Task statement
Reproduce each line exactly. Skip none.

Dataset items
-.-.-

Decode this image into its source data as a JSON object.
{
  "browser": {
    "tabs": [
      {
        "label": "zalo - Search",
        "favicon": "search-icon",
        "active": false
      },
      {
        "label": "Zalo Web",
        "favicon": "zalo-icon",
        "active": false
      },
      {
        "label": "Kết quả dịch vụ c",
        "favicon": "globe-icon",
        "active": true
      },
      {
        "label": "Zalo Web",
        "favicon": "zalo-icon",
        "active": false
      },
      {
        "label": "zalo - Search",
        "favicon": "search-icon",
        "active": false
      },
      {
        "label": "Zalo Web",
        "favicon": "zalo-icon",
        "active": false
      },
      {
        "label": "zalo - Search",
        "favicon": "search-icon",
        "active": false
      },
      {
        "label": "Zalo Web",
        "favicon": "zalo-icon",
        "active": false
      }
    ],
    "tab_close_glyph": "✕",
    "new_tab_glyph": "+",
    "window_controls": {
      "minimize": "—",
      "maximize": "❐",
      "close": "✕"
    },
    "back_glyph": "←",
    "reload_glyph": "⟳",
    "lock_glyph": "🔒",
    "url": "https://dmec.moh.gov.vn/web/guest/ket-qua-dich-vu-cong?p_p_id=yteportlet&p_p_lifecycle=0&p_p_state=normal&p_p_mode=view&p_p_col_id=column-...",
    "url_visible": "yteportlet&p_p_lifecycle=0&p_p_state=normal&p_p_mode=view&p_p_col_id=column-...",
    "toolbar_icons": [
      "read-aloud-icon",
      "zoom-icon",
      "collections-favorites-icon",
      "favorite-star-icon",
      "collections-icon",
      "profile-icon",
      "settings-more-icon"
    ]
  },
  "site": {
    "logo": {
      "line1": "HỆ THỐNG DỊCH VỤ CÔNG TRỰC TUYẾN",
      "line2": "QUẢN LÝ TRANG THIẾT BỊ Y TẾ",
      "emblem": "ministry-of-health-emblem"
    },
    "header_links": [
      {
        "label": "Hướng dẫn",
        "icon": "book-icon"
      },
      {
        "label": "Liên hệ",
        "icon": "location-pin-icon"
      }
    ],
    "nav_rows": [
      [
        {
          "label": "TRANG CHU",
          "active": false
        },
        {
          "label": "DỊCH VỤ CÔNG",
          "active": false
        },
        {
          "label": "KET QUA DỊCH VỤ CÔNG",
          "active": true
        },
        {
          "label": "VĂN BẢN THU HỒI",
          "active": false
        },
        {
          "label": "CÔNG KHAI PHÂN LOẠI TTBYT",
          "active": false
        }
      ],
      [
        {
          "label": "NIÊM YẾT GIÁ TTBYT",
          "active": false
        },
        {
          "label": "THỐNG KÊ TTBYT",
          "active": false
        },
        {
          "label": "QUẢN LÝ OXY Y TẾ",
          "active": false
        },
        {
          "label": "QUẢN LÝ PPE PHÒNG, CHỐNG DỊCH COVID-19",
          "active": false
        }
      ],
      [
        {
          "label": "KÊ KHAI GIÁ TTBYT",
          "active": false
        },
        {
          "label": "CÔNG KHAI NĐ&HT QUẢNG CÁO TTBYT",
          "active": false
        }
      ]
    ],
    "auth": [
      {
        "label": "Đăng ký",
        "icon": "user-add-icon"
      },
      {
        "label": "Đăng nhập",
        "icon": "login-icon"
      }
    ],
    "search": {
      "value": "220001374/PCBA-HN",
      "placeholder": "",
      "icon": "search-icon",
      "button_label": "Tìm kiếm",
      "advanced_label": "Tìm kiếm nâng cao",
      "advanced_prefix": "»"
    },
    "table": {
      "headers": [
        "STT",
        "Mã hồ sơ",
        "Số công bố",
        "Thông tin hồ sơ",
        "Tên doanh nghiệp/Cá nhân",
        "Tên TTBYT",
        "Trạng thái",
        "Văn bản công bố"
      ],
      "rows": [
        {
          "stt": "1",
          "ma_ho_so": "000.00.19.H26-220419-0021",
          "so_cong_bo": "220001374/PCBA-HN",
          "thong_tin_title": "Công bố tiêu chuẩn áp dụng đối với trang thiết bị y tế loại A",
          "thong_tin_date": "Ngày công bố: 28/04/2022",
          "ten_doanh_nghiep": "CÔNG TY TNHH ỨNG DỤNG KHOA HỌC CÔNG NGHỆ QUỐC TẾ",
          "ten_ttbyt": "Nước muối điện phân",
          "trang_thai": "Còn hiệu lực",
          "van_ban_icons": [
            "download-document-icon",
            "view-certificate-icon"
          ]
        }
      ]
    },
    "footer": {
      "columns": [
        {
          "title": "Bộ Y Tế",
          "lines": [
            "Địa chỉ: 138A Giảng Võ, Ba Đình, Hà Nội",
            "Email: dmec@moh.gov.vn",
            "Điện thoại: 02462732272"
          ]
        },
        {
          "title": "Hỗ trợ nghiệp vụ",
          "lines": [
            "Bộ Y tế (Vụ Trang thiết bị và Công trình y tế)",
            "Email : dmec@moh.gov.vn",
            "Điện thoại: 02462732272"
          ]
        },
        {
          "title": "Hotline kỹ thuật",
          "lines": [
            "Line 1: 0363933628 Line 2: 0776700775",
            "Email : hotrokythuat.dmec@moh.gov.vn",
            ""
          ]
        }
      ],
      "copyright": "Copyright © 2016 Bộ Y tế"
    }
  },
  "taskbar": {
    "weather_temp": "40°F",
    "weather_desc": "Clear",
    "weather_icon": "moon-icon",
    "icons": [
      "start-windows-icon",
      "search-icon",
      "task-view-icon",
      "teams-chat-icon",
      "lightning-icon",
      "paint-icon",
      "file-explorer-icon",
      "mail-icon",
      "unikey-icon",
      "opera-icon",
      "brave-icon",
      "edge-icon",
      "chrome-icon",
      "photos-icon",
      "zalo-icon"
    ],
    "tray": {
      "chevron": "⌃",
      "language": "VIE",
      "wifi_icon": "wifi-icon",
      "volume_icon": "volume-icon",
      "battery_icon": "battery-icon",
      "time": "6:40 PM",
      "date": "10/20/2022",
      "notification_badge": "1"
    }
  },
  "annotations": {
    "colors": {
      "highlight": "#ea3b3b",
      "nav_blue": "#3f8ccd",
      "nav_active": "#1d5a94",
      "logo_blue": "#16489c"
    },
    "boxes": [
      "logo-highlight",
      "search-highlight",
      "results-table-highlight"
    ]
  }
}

-.-.-

Finished exercise
Decode this image into its source data as a JSON object.
{
  "browser": {
    "tabs": [
      {
        "label": "zalo - Search",
        "favicon": "search-icon",
        "active": false
      },
      {
        "label": "Zalo Web",
        "favicon": "zalo-icon",
        "active": false
      },
      {
        "label": "Kết quả dịch vụ c",
        "favicon": "globe-icon",
        "active": true
      },
      {
        "label": "Zalo Web",
        "favicon": "zalo-icon",
        "active": false
      },
      {
        "label": "zalo - Search",
        "favicon": "search-icon",
        "active": false
      },
      {
        "label": "Zalo Web",
        "favicon": "zalo-icon",
        "active": false
      },
      {
        "label": "zalo - Search",
        "favicon": "search-icon",
        "active": false
      },
      {
        "label": "Zalo Web",
        "favicon": "zalo-icon",
        "active": false
      }
    ],
    "tab_close_glyph": "✕",
    "new_tab_glyph": "+",
    "window_controls": {
      "minimize": "—",
      "maximize": "❐",
      "close": "✕"
    },
    "back_glyph": "←",
    "reload_glyph": "⟳",
    "lock_glyph": "🔒",
    "url": "https://dmec.moh.gov.vn/web/guest/ket-qua-dich-vu-cong?p_p_id=yteportlet&p_p_lifecycle=0&p_p_state=normal&p_p_mode=view&p_p_col_id=column-...",
    "url_visible": "yteportlet&p_p_lifecycle=0&p_p_state=normal&p_p_mode=view&p_p_col_id=column-...",
    "toolbar_icons": [
      "read-aloud-icon",
      "zoom-icon",
      "collections-favorites-icon",
      "favorite-star-icon",
      "collections-icon",
      "profile-icon",
      "settings-more-icon"
    ]
  },
  "site": {
    "logo": {
      "line1": "HỆ THỐNG DỊCH VỤ CÔNG TRỰC TUYẾN",
      "line2": "QUẢN LÝ TRANG THIẾT BỊ Y TẾ",
      "emblem": "ministry-of-health-emblem"
    },
    "header_links": [
      {
        "label": "Hướng dẫn",
        "icon": "book-icon"
      },
      {
        "label": "Liên hệ",
        "icon": "location-pin-icon"
      }
    ],
    "nav_rows": [
      [
        {
          "label": "TRANG CHU",
          "active": false
        },
        {
          "label": "DỊCH VỤ CÔNG",
          "active": false
        },
        {
          "label": "KET QUA DỊCH VỤ CÔNG",
          "active": true
        },
        {
          "label": "VĂN BẢN THU HỒI",
          "active": false
        },
        {
          "label": "CÔNG KHAI PHÂN LOẠI TTBYT",
          "active": false
        }
      ],
      [
        {
          "label": "NIÊM YẾT GIÁ TTBYT",
          "active": false
        },
        {
          "label": "THỐNG KÊ TTBYT",
          "active": false
        },
        {
          "label": "QUẢN LÝ OXY Y TẾ",
          "active": false
        },
        {
          "label": "QUẢN LÝ PPE PHÒNG, CHỐNG DỊCH COVID-19",
          "active": false
        }
      ],
      [
        {
          "label": "KÊ KHAI GIÁ TTBYT",
          "active": false
        },
        {
          "label": "CÔNG KHAI NĐ&HT QUẢNG CÁO TTBYT",
          "active": false
        }
      ]
    ],
    "auth": [
      {
        "label": "Đăng ký",
        "icon": "user-add-icon"
      },
      {
        "label": "Đăng nhập",
        "icon": "login-icon"
      }
    ],
    "search": {
      "value": "220001374/PCBA-HN",
      "placeholder": "",
      "icon": "search-icon",
      "button_label": "Tìm kiếm",
      "advanced_label": "Tìm kiếm nâng cao",
      "advanced_prefix": "»"
    },
    "table": {
      "headers": [
        "STT",
        "Mã hồ sơ",
        "Số công bố",
        "Thông tin hồ sơ",
        "Tên doanh nghiệp/Cá nhân",
        "Tên TTBYT",
        "Trạng thái",
        "Văn bản công bố"
      ],
      "rows": [
        {
          "stt": "1",
          "ma_ho_so": "000.00.19.H26-220419-0021",
          "so_cong_bo": "220001374/PCBA-HN",
          "thong_tin_title": "Công bố tiêu chuẩn áp dụng đối với trang thiết bị y tế loại A",
          "thong_tin_date": "Ngày công bố: 28/04/2022",
          "ten_doanh_nghiep": "CÔNG TY TNHH ỨNG DỤNG KHOA HỌC CÔNG NGHỆ QUỐC TẾ",
          "ten_ttbyt": "Nước muối điện phân",
          "trang_thai": "Còn hiệu lực",
          "van_ban_icons": [
            "download-document-icon",
            "view-certificate-icon"
          ]
        }
      ]
    },
    "footer": {
      "columns": [
        {
          "title": "Bộ Y Tế",
          "lines": [
            "Địa chỉ: 138A Giảng Võ, Ba Đình, Hà Nội",
            "Email: dmec@moh.gov.vn",
            "Điện thoại: 02462732272"
          ]
        },
        {
          "title": "Hỗ trợ nghiệp vụ",
          "lines": [
            "Bộ Y tế (Vụ Trang thiết bị và Công trình y tế)",
            "Email : dmec@moh.gov.vn",
            "Điện thoại: 02462732272"
          ]
        },
        {
          "title": "Hotline kỹ thuật",
          "lines": [
            "Line 1: 0363933628 Line 2: 0776700775",
            "Email : hotrokythuat.dmec@moh.gov.vn",
            ""
          ]
        }
      ],
      "copyright": "Copyright © 2016 Bộ Y tế"
    }
  },
  "taskbar": {
    "weather_temp": "40°F",
    "weather_desc": "Clear",
    "weather_icon": "moon-icon",
    "icons": [
      "start-windows-icon",
      "search-icon",
      "task-view-icon",
      "teams-chat-icon",
      "lightning-icon",
      "paint-icon",
      "file-explorer-icon",
      "mail-icon",
      "unikey-icon",
      "opera-icon",
      "brave-icon",
      "edge-icon",
      "chrome-icon",
      "photos-icon",
      "zalo-icon"
    ],
    "tray": {
      "chevron": "⌃",
      "language": "VIE",
      "wifi_icon": "wifi-icon",
      "volume_icon": "volume-icon",
      "battery_icon": "battery-icon",
      "time": "6:40 PM",
      "date": "10/20/2022",
      "notification_badge": "1"
    }
  },
  "annotations": {
    "colors": {
      "highlight": "#ea3b3b",
      "nav_blue": "#3f8ccd",
      "nav_active": "#1d5a94",
      "logo_blue": "#16489c"
    },
    "boxes": [
      "logo-highlight",
      "search-highlight",
      "results-table-highlight"
    ]
  }
}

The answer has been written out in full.